===== Input =====

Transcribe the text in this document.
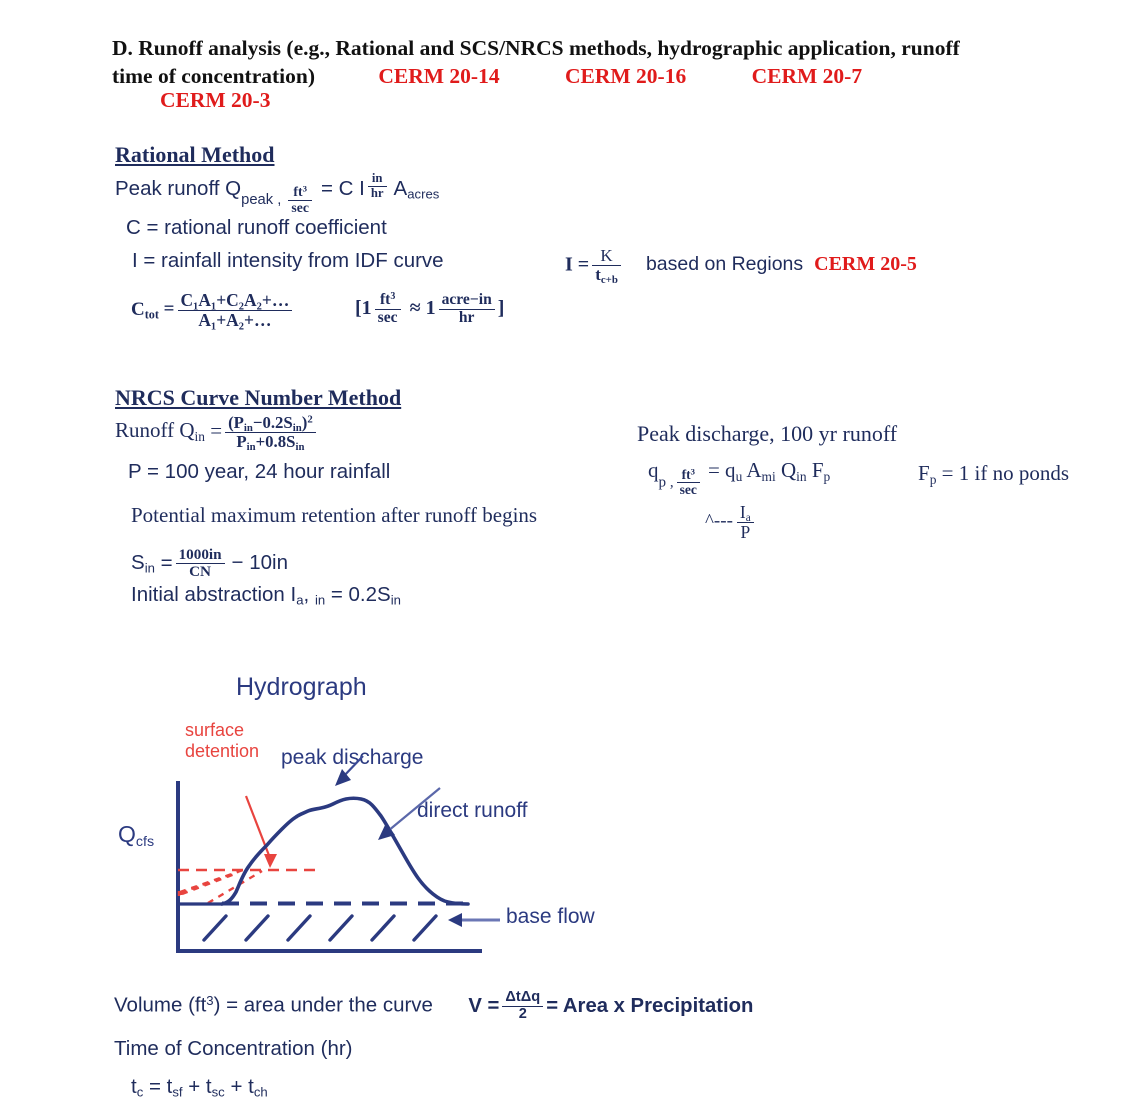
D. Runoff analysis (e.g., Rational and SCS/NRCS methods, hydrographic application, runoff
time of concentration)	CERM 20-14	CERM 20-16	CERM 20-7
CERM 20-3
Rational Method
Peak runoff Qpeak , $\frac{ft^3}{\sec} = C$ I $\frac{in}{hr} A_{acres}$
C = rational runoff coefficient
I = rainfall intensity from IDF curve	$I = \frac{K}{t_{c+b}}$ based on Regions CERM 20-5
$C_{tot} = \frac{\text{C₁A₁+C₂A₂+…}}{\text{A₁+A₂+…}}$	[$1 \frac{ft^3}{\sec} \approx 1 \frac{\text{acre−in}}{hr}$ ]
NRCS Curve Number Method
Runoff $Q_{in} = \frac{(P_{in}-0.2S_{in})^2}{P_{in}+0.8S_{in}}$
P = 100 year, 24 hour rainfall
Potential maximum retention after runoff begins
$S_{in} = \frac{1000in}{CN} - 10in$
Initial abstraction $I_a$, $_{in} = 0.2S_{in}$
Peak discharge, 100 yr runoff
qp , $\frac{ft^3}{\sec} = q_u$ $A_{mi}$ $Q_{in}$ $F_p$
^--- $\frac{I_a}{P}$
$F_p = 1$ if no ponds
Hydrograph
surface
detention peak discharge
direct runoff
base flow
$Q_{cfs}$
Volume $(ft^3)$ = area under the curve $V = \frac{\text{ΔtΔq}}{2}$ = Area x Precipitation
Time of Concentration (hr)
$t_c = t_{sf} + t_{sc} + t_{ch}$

=====

- [Task to carry out]:
Leave images out of the retyped records; keep all else exact.

- [Exercise result]:
Transcribe the text in this document.
D. Runoff analysis (e.g., Rational and SCS/NRCS methods, hydrographic application, runoff
time of concentration)	CERM 20-14	CERM 20-16	CERM 20-7
CERM 20-3
Rational Method
Peak runoff Qpeak , $\frac{ft^3}{\sec} = C$ I $\frac{in}{hr} A_{acres}$
C = rational runoff coefficient
I = rainfall intensity from IDF curve	$I = \frac{K}{t_{c+b}}$ based on Regions CERM 20-5
$C_{tot} = \frac{\text{C₁A₁+C₂A₂+…}}{\text{A₁+A₂+…}}$	[$1 \frac{ft^3}{\sec} \approx 1 \frac{\text{acre−in}}{hr}$ ]
NRCS Curve Number Method
Runoff $Q_{in} = \frac{(P_{in}-0.2S_{in})^2}{P_{in}+0.8S_{in}}$
P = 100 year, 24 hour rainfall
Potential maximum retention after runoff begins
$S_{in} = \frac{1000in}{CN} - 10in$
Initial abstraction $I_a$, $_{in} = 0.2S_{in}$
Peak discharge, 100 yr runoff
qp , $\frac{ft^3}{\sec} = q_u$ $A_{mi}$ $Q_{in}$ $F_p$
^--- $\frac{I_a}{P}$
$F_p = 1$ if no ponds
Hydrograph
surface
detention peak discharge
direct runoff
base flow
$Q_{cfs}$
Volume $(ft^3)$ = area under the curve $V = \frac{\text{ΔtΔq}}{2}$ = Area x Precipitation
Time of Concentration (hr)
$t_c = t_{sf} + t_{sc} + t_{ch}$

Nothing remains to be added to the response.